→ GIVEN ENTRIES:
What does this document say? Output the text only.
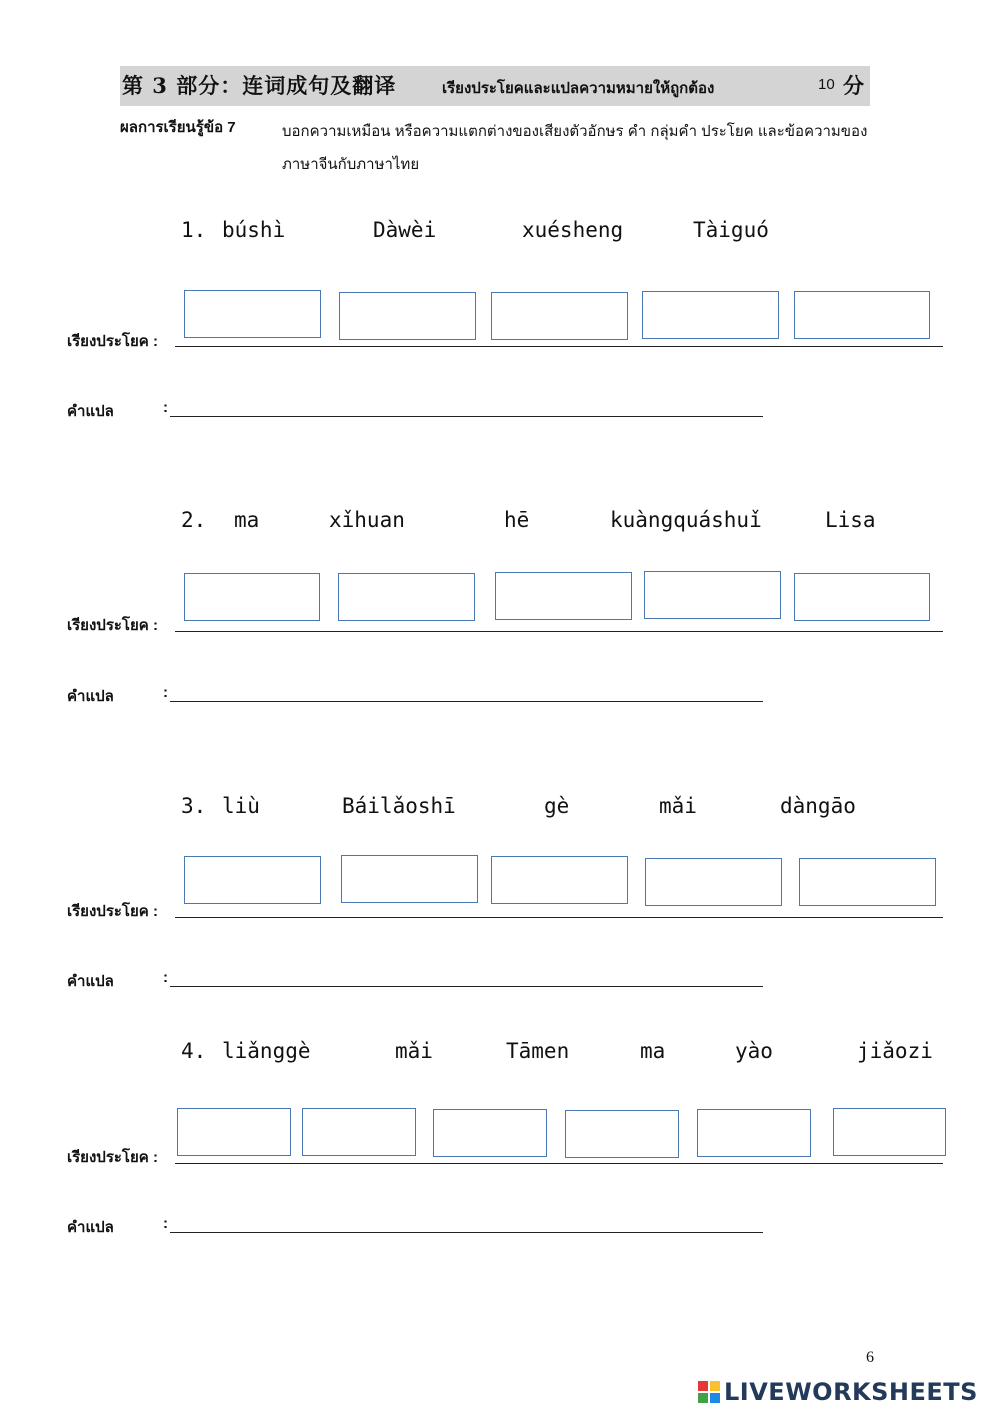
第 3 部分：连词成句及翻译	เรียงประโยคและแปลความหมายให้ถูกต้อง	10 分
ผลการเรียนรู้ข้อ 7	บอกความเหมือน หรือความแตกต่างของเสียงตัวอักษร คำ กลุ่มคำ ประโยค และข้อความของภาษาจีนกับภาษาไทย
1. búshì	Dàwèi	xuésheng	Tàiguó
เรียงประโยค :
คำแปล	:
2. ma	xǐhuan	hē	kuàngquáshuǐ	Lisa
เรียงประโยค :
คำแปล	:
3. liù	Báilǎoshī	gè	mǎi	dàngāo
เรียงประโยค :
คำแปล	:
4. liǎnggè	mǎi	Tāmen	ma	yào	jiǎozi
เรียงประโยค :
คำแปล	:
6
LIVEWORKSHEETS
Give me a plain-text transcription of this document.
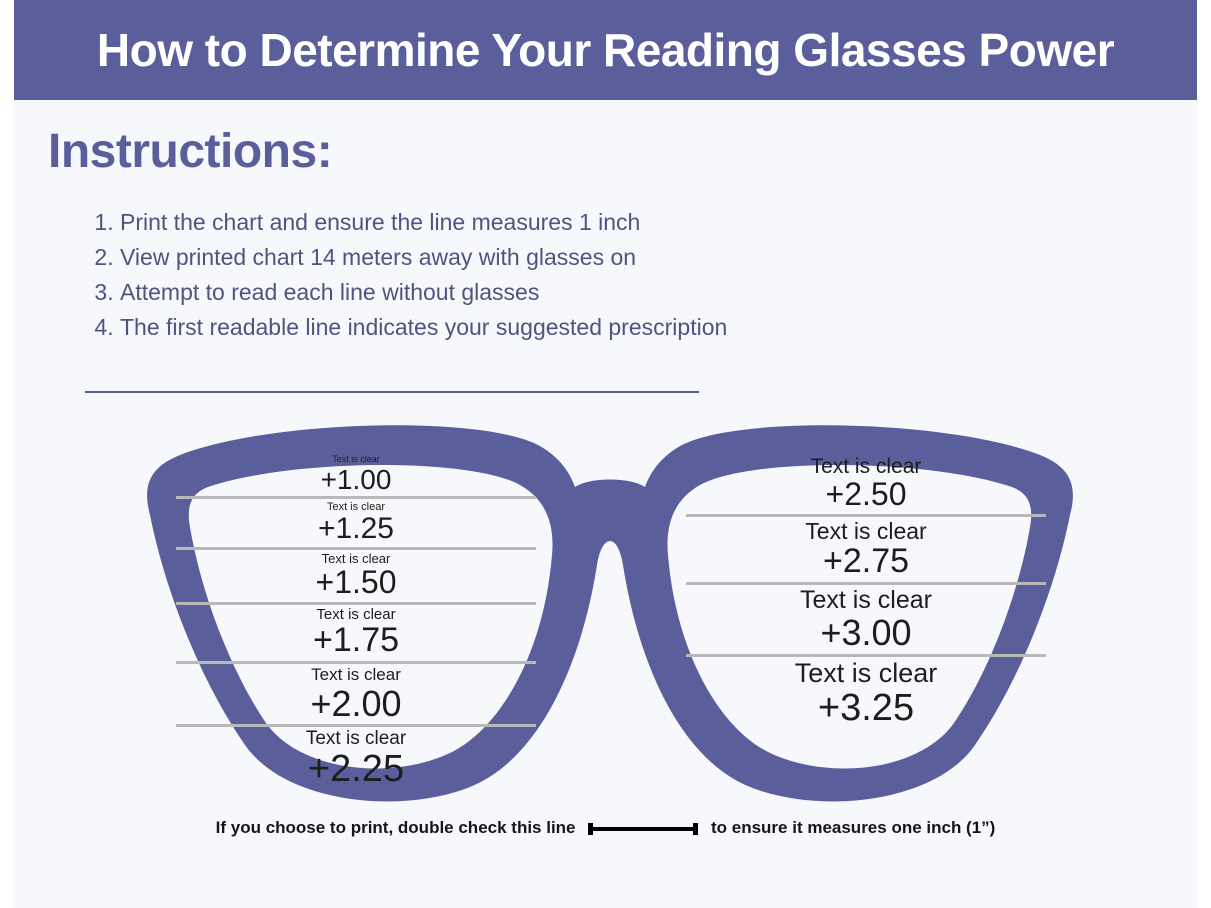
How to Determine Your Reading Glasses Power
Instructions:
1. Print the chart and ensure the line measures 1 inch
2. View printed chart 14 meters away with glasses on
3. Attempt to read each line without glasses
4. The first readable line indicates your suggested prescription
Text is clear
+1.00
Text is clear
+1.25
Text is clear
+1.50
Text is clear
+1.75
Text is clear
+2.00
Text is clear
+2.25
Text is clear
+2.50
Text is clear
+2.75
Text is clear
+3.00
Text is clear
+3.25
If you choose to print, double check this line	to ensure it measures one inch (1”)
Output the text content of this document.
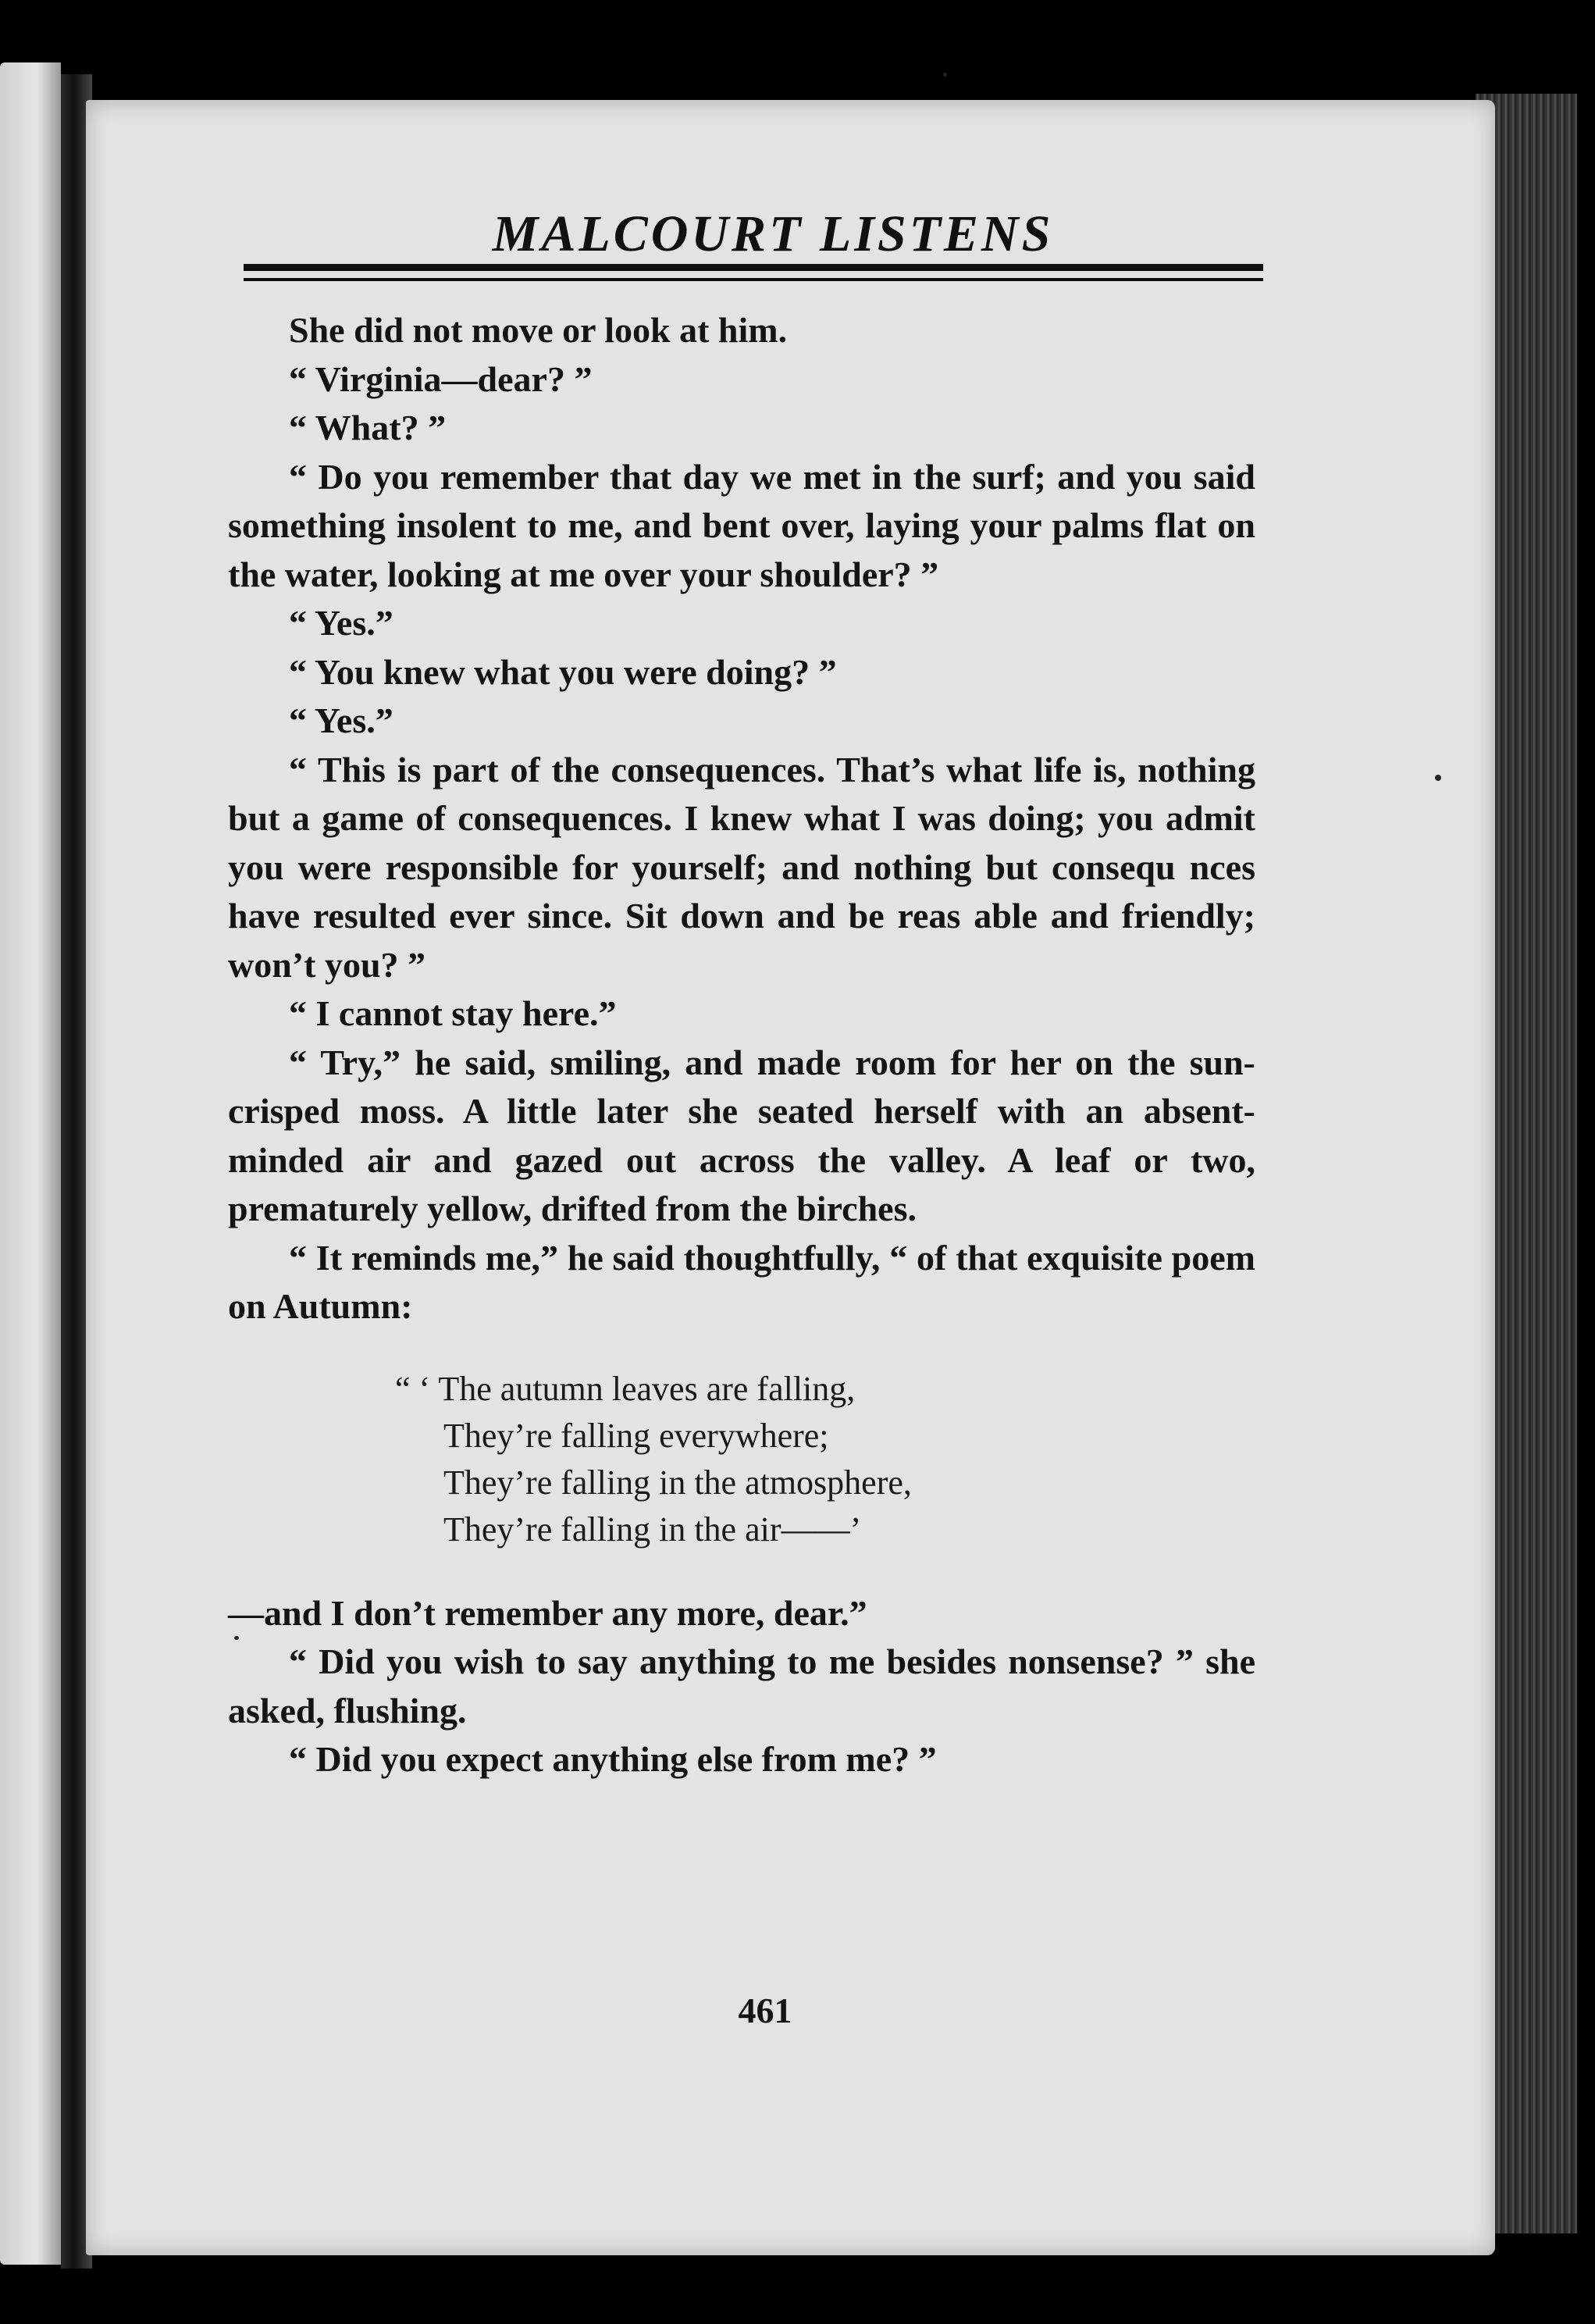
MALCOURT LISTENS

She did not move or look at him.

“ Virginia—dear? ”

“ What? ”

“ Do you remember that day we met in the surf; and you said something insolent to me, and bent over, laying your palms flat on the water, looking at me over your shoulder? ”

“ Yes.”

“ You knew what you were doing? ”

“ Yes.”

“ This is part of the consequences. That’s what life is, nothing but a game of consequences. I knew what I was doing; you admit you were responsible for yourself; and nothing but consequ nces have resulted ever since. Sit down and be reas able and friendly; won’t you? ”

“ I cannot stay here.”

“ Try,” he said, smiling, and made room for her on the sun-crisped moss. A little later she seated herself with an absent-minded air and gazed out across the valley. A leaf or two, prematurely yellow, drifted from the birches.

“ It reminds me,” he said thoughtfully, “ of that exquisite poem on Autumn:

“ ‘ The autumn leaves are falling,
They’re falling everywhere;
They’re falling in the atmosphere,
They’re falling in the air——’

—and I don’t remember any more, dear.”

“ Did you wish to say anything to me besides nonsense? ” she asked, flushing.

“ Did you expect anything else from me? ”

461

→ WHAT THIS TASK INVOLVES: Copy out all the entries exactly. Images stay out of the copy.

→ FULL RESPONSE:
What does this document say? Output the text only.
第 3 部分：连词成句及翻译	เรียงประโยคและแปลความหมายให้ถูกต้อง	10 分
ผลการเรียนรู้ข้อ 7	บอกความเหมือน หรือความแตกต่างของเสียงตัวอักษร คำ กลุ่มคำ ประโยค และข้อความของภาษาจีนกับภาษาไทย
1. búshì	Dàwèi	xuésheng	Tàiguó
เรียงประโยค :
คำแปล	:
2. ma	xǐhuan	hē	kuàngquáshuǐ	Lisa
เรียงประโยค :
คำแปล	:
3. liù	Báilǎoshī	gè	mǎi	dàngāo
เรียงประโยค :
คำแปล	:
4. liǎnggè	mǎi	Tāmen	ma	yào	jiǎozi
เรียงประโยค :
คำแปล	:
6
LIVEWORKSHEETS
Give me a plain-text transcription of this document.
How to Determine Your Reading Glasses Power
Instructions:
1. Print the chart and ensure the line measures 1 inch
2. View printed chart 14 meters away with glasses on
3. Attempt to read each line without glasses
4. The first readable line indicates your suggested prescription
Text is clear
+1.00
Text is clear
+1.25
Text is clear
+1.50
Text is clear
+1.75
Text is clear
+2.00
Text is clear
+2.25
Text is clear
+2.50
Text is clear
+2.75
Text is clear
+3.00
Text is clear
+3.25
If you choose to print, double check this line	to ensure it measures one inch (1”)
Output the text content of this document.
MALCOURT LISTENS

She did not move or look at him.

“ Virginia—dear? ”

“ What? ”

“ Do you remember that day we met in the surf; and you said something insolent to me, and bent over, laying your palms flat on the water, looking at me over your shoulder? ”

“ Yes.”

“ You knew what you were doing? ”

“ Yes.”

“ This is part of the consequences. That’s what life is, nothing but a game of consequences. I knew what I was doing; you admit you were responsible for yourself; and nothing but consequ nces have resulted ever since. Sit down and be reas able and friendly; won’t you? ”

“ I cannot stay here.”

“ Try,” he said, smiling, and made room for her on the sun-crisped moss. A little later she seated herself with an absent-minded air and gazed out across the valley. A leaf or two, prematurely yellow, drifted from the birches.

“ It reminds me,” he said thoughtfully, “ of that exquisite poem on Autumn:

“ ‘ The autumn leaves are falling,
They’re falling everywhere;
They’re falling in the atmosphere,
They’re falling in the air——’

—and I don’t remember any more, dear.”

“ Did you wish to say anything to me besides nonsense? ” she asked, flushing.

“ Did you expect anything else from me? ”

461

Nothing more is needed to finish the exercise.